Print each of the following records verbatim, line for line, with no changes.

### Dataset
-.-.-

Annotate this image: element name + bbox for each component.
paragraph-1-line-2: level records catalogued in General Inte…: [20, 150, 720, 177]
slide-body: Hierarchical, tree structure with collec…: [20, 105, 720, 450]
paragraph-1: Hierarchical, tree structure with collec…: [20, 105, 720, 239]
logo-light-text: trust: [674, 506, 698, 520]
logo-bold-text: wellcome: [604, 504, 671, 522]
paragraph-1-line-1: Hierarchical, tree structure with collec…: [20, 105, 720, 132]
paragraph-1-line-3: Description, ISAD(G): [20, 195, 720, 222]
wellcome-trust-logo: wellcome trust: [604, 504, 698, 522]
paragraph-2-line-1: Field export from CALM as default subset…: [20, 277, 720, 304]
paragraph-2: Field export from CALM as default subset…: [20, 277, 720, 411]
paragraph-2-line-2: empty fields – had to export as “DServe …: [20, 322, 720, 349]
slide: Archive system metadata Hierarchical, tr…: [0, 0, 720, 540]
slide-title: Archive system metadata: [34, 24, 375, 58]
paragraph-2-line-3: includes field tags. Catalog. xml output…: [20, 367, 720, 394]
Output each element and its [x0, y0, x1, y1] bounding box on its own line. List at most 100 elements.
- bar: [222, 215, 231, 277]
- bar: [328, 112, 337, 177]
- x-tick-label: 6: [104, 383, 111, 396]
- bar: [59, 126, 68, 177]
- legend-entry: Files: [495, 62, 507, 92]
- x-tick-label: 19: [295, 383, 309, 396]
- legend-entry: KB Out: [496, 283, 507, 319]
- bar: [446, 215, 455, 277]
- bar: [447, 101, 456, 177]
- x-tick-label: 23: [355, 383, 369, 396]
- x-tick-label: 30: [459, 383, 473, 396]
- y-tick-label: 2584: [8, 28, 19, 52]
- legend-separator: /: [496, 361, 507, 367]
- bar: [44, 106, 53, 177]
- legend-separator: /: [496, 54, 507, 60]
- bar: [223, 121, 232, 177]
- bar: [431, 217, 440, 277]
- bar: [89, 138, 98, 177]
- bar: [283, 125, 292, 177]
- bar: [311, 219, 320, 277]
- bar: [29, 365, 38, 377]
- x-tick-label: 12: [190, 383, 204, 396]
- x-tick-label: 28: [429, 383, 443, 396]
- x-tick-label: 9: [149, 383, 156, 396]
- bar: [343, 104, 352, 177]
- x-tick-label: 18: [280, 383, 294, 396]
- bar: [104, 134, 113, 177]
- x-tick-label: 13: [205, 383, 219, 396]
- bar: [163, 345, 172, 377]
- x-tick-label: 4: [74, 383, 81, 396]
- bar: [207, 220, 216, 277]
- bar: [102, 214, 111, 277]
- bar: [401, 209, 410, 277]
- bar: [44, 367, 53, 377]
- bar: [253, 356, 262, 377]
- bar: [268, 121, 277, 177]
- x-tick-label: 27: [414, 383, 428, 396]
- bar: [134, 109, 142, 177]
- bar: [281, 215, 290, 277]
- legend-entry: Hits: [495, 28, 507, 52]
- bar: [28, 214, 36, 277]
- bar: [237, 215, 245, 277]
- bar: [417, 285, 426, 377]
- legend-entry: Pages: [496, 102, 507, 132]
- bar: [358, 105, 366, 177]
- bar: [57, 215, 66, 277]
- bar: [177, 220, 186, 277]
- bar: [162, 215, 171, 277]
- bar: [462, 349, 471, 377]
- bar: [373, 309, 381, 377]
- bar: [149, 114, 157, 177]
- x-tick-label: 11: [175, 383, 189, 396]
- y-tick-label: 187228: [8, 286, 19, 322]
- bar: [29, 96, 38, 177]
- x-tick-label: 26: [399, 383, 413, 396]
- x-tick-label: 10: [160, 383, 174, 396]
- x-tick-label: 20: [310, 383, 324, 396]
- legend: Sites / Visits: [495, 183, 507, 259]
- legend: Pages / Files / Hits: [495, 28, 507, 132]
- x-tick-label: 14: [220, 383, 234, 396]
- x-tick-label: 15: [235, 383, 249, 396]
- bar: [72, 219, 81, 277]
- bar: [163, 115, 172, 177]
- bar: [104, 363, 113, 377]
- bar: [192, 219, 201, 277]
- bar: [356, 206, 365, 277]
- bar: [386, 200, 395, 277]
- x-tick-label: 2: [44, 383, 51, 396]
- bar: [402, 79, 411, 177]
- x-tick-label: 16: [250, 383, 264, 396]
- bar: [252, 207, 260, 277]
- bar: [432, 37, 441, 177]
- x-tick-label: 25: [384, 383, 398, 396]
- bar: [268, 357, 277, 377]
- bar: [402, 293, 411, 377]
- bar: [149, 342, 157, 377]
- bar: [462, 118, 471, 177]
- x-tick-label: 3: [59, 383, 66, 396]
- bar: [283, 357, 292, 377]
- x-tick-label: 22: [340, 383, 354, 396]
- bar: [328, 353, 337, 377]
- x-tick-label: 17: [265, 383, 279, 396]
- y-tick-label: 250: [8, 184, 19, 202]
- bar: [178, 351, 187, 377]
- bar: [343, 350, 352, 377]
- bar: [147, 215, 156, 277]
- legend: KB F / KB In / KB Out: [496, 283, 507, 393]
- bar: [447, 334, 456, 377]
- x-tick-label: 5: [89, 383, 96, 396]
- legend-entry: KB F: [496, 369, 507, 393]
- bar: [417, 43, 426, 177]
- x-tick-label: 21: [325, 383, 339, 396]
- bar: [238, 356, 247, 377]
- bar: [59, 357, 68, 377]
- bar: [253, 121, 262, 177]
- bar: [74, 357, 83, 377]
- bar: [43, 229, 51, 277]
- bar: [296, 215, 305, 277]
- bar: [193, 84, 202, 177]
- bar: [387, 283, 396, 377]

-.-.-

### Result
Annotate this image: element name + bbox for each component.
paragraph-1-line-2: level records catalogued in General Inte…: [20, 150, 720, 177]
slide-body: Hierarchical, tree structure with collec…: [20, 105, 720, 450]
paragraph-1: Hierarchical, tree structure with collec…: [20, 105, 720, 239]
logo-light-text: trust: [674, 506, 698, 520]
logo-bold-text: wellcome: [604, 504, 671, 522]
paragraph-1-line-1: Hierarchical, tree structure with collec…: [20, 105, 720, 132]
paragraph-1-line-3: Description, ISAD(G): [20, 195, 720, 222]
wellcome-trust-logo: wellcome trust: [604, 504, 698, 522]
paragraph-2-line-1: Field export from CALM as default subset…: [20, 277, 720, 304]
paragraph-2: Field export from CALM as default subset…: [20, 277, 720, 411]
paragraph-2-line-2: empty fields – had to export as “DServe …: [20, 322, 720, 349]
slide: Archive system metadata Hierarchical, tr…: [0, 0, 720, 540]
slide-title: Archive system metadata: [34, 24, 375, 58]
paragraph-2-line-3: includes field tags. Catalog. xml output…: [20, 367, 720, 394]
Output each element and its [x0, y0, x1, y1] bounding box on its own line. List at most 100 elements.
- bar: [222, 215, 231, 277]
- bar: [328, 112, 337, 177]
- x-tick-label: 6: [104, 383, 111, 396]
- bar: [59, 126, 68, 177]
- legend-entry: Files: [495, 62, 507, 92]
- x-tick-label: 19: [295, 383, 309, 396]
- legend-entry: KB Out: [496, 283, 507, 319]
- bar: [446, 215, 455, 277]
- bar: [447, 101, 456, 177]
- x-tick-label: 23: [355, 383, 369, 396]
- x-tick-label: 30: [459, 383, 473, 396]
- y-tick-label: 2584: [8, 28, 19, 52]
- legend-separator: /: [496, 361, 507, 367]
- bar: [44, 106, 53, 177]
- legend-separator: /: [496, 54, 507, 60]
- bar: [223, 121, 232, 177]
- bar: [431, 217, 440, 277]
- bar: [89, 138, 98, 177]
- bar: [283, 125, 292, 177]
- bar: [311, 219, 320, 277]
- bar: [29, 365, 38, 377]
- x-tick-label: 12: [190, 383, 204, 396]
- x-tick-label: 28: [429, 383, 443, 396]
- x-tick-label: 9: [149, 383, 156, 396]
- bar: [343, 104, 352, 177]
- x-tick-label: 18: [280, 383, 294, 396]
- bar: [104, 134, 113, 177]
- x-tick-label: 13: [205, 383, 219, 396]
- bar: [163, 345, 172, 377]
- x-tick-label: 4: [74, 383, 81, 396]
- bar: [207, 220, 216, 277]
- bar: [102, 214, 111, 277]
- bar: [401, 209, 410, 277]
- bar: [44, 367, 53, 377]
- bar: [253, 356, 262, 377]
- bar: [268, 121, 277, 177]
- x-tick-label: 27: [414, 383, 428, 396]
- bar: [134, 109, 142, 177]
- bar: [281, 215, 290, 277]
- legend-entry: Hits: [495, 28, 507, 52]
- bar: [28, 214, 36, 277]
- bar: [237, 215, 245, 277]
- bar: [417, 285, 426, 377]
- legend-entry: Pages: [496, 102, 507, 132]
- bar: [358, 105, 366, 177]
- bar: [57, 215, 66, 277]
- bar: [177, 220, 186, 277]
- bar: [162, 215, 171, 277]
- bar: [462, 349, 471, 377]
- bar: [373, 309, 381, 377]
- bar: [149, 114, 157, 177]
- x-tick-label: 11: [175, 383, 189, 396]
- y-tick-label: 187228: [8, 286, 19, 322]
- bar: [29, 96, 38, 177]
- x-tick-label: 26: [399, 383, 413, 396]
- x-tick-label: 10: [160, 383, 174, 396]
- x-tick-label: 20: [310, 383, 324, 396]
- legend: Sites / Visits: [495, 183, 507, 259]
- legend: Pages / Files / Hits: [495, 28, 507, 132]
- x-tick-label: 14: [220, 383, 234, 396]
- x-tick-label: 15: [235, 383, 249, 396]
- bar: [72, 219, 81, 277]
- bar: [163, 115, 172, 177]
- bar: [104, 363, 113, 377]
- bar: [192, 219, 201, 277]
- bar: [356, 206, 365, 277]
- bar: [386, 200, 395, 277]
- x-tick-label: 2: [44, 383, 51, 396]
- bar: [402, 79, 411, 177]
- x-tick-label: 16: [250, 383, 264, 396]
- bar: [252, 207, 260, 277]
- bar: [432, 37, 441, 177]
- x-tick-label: 25: [384, 383, 398, 396]
- bar: [268, 357, 277, 377]
- bar: [402, 293, 411, 377]
- bar: [149, 342, 157, 377]
- bar: [462, 118, 471, 177]
- x-tick-label: 3: [59, 383, 66, 396]
- bar: [283, 357, 292, 377]
- x-tick-label: 22: [340, 383, 354, 396]
- bar: [328, 353, 337, 377]
- x-tick-label: 17: [265, 383, 279, 396]
- y-tick-label: 250: [8, 184, 19, 202]
- bar: [178, 351, 187, 377]
- bar: [343, 350, 352, 377]
- bar: [147, 215, 156, 277]
- legend: KB F / KB In / KB Out: [496, 283, 507, 393]
- bar: [447, 334, 456, 377]
- x-tick-label: 5: [89, 383, 96, 396]
- legend-entry: KB F: [496, 369, 507, 393]
- bar: [417, 43, 426, 177]
- x-tick-label: 21: [325, 383, 339, 396]
- bar: [238, 356, 247, 377]
- bar: [59, 357, 68, 377]
- bar: [253, 121, 262, 177]
- bar: [74, 357, 83, 377]
- bar: [43, 229, 51, 277]
- bar: [296, 215, 305, 277]
- bar: [193, 84, 202, 177]
- bar: [387, 283, 396, 377]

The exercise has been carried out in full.